Supplied material:

▼

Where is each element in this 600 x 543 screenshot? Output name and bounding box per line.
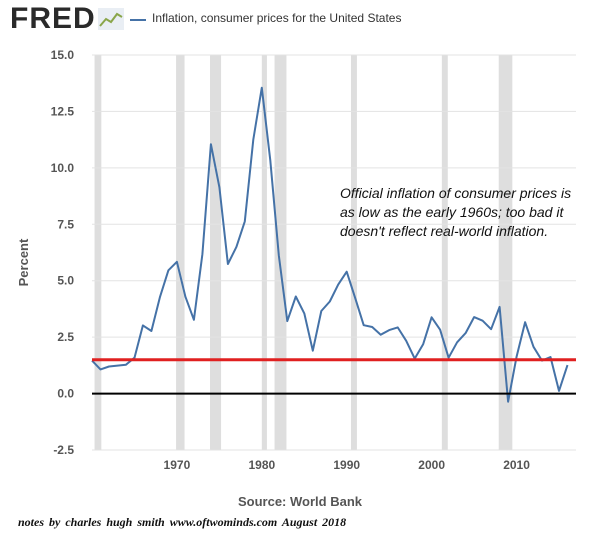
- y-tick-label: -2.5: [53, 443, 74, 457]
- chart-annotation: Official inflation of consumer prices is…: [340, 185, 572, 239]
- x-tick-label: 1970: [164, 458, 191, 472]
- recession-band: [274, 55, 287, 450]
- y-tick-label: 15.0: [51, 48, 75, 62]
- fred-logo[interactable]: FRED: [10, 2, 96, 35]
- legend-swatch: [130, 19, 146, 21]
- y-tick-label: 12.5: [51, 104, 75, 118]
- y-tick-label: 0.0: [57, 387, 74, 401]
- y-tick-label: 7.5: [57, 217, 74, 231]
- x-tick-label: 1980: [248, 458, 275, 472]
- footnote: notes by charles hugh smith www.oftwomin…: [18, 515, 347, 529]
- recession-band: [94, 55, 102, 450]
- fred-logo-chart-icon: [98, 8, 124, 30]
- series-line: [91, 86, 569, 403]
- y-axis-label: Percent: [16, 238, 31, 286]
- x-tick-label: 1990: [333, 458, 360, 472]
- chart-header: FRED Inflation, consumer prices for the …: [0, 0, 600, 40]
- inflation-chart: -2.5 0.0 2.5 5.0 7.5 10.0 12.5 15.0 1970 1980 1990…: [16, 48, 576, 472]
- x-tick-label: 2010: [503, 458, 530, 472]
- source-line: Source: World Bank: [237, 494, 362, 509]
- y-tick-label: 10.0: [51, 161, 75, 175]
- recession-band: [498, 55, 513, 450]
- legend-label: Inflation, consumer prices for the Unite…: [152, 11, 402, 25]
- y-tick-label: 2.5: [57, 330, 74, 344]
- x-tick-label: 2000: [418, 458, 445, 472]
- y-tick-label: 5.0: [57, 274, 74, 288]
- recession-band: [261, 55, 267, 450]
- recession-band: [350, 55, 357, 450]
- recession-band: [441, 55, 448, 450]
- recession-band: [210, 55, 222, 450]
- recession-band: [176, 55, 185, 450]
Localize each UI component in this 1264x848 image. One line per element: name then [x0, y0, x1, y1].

▲

Exercise: Count the lines above that contain the string "name". Reply with only that number.

Worked answer: 2